▸ SOURCE PASSAGE:
(begin)
The resin with which the fibers (fiber bundle) are impregnated and cured in the reinforcing layer 13 is not limited in particular, as long as the strength of the fibers can be increased. Examples of such resins include thermosetting resins that are cured by heat, specific examples thereof including epoxy resins containing amine-based or anhydride-based curing accelerators and rubber-based reinforcing agents, unsaturated polyester resins, and so forth. In addition, another example is a resin composition having an epoxy resin as a main agent, which is cured by a curing agent being mixed therein. In this case, the resin composition, which is a mixture, is allowed to reach and permeate the fiber layer during a period following the main agent and the curing agent being mixed and before curing occurs. The mixture is automatically cured by mixing the main agent and the curing agent.

Protective Layer

A protective layer may be disposed on an outer periphery of the reinforcing layer 13 as necessary. The protective layer is formed, for example, by impregnating glass fibers wound about the reinforcing layer 13 with a resin. The impregnating resin can be thought of as being similar to that of the reinforcing layer 12. Impact resistance can be imparted to the tank 11 by the protective layer. The thickness of the protective layer can be around 1.0 mm to 1.5 mm, although not limited thereto in particular.
(end)
▸ STORED DATA:
(begin)
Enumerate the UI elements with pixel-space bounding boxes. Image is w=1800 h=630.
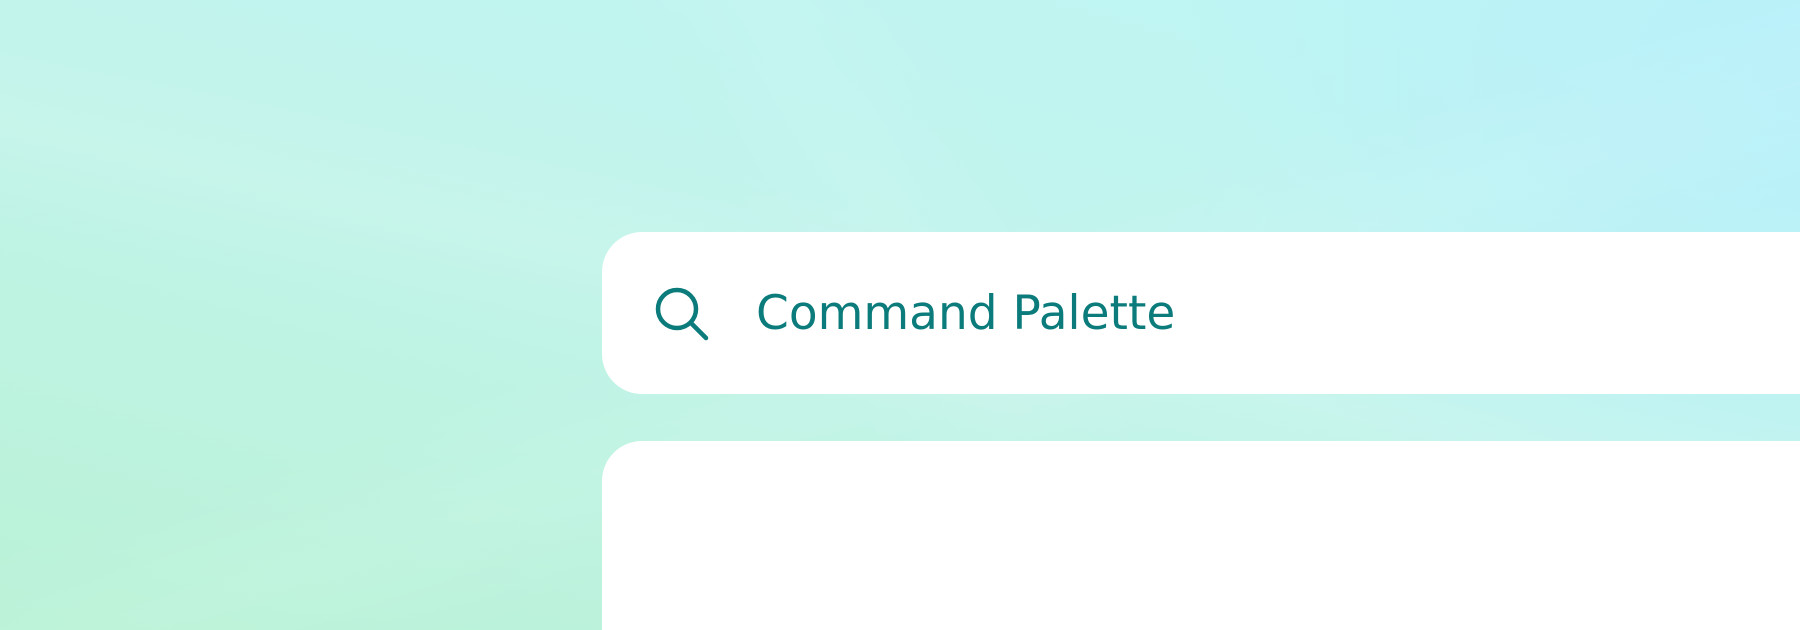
(end)
▸ PROBLEMS:
a. Answer these from the passage on the tank's reinforcing and protective layers:
(i) What type of resin, cured by heat, is given as an example for the reinforcing layer 13?
(ii) What fibers are wound about the reinforcing layer 13 to form the protective layer?
(iii) What thickness range is given for the protective layer?
b. Write the next paragraph of the passage on the tank's reinforcing and protective layers, picking up after its final sentence.
The material has no connection to the passage on the tank's reinforcing and protective layers.

▸ RESPONSES TO THE TASKS:
a.
(i) Thermosetting resins
(ii) Glass fibers
(iii) Around 1.0 mm to 1.5 mm

b.
1.1.3. Necks

The necks 14 are members attached to each of the two openings 12c of the liner 12. The necks 14 are respectively disposed at both ends of the liner 12 in a direction of an axis O. The necks 14 function as openings for communicating between the inside and outside of the tank 11, and the open/close valve 15 is attached to one of the necks 14. Accordingly, this neck 14 is provided with a hole having a circular cross section in which the open/close valve 15 is disposed. An inner face of the hole has a female screw thread corresponding to a male screw thread of the open/close valve 15. The open/close valve 15 is fixed to the neck 14 by combining this female screw thread with the male screw thread of the open/close valve 15. Also, the inner face of the hole has a sealing face which is a smooth surface on the inner side of the tank (high pressure side) from the female screw thread. A seal member provided on an outer periphery of the open/close valve 15 comes into contact with this seal surface, to realize airtightness (sealing) of inside of the tank 11.

The members making up the necks 14 are not limited in particular, as long as required strength is obtained, and examples thereof include copper, iron, aluminum, and so forth.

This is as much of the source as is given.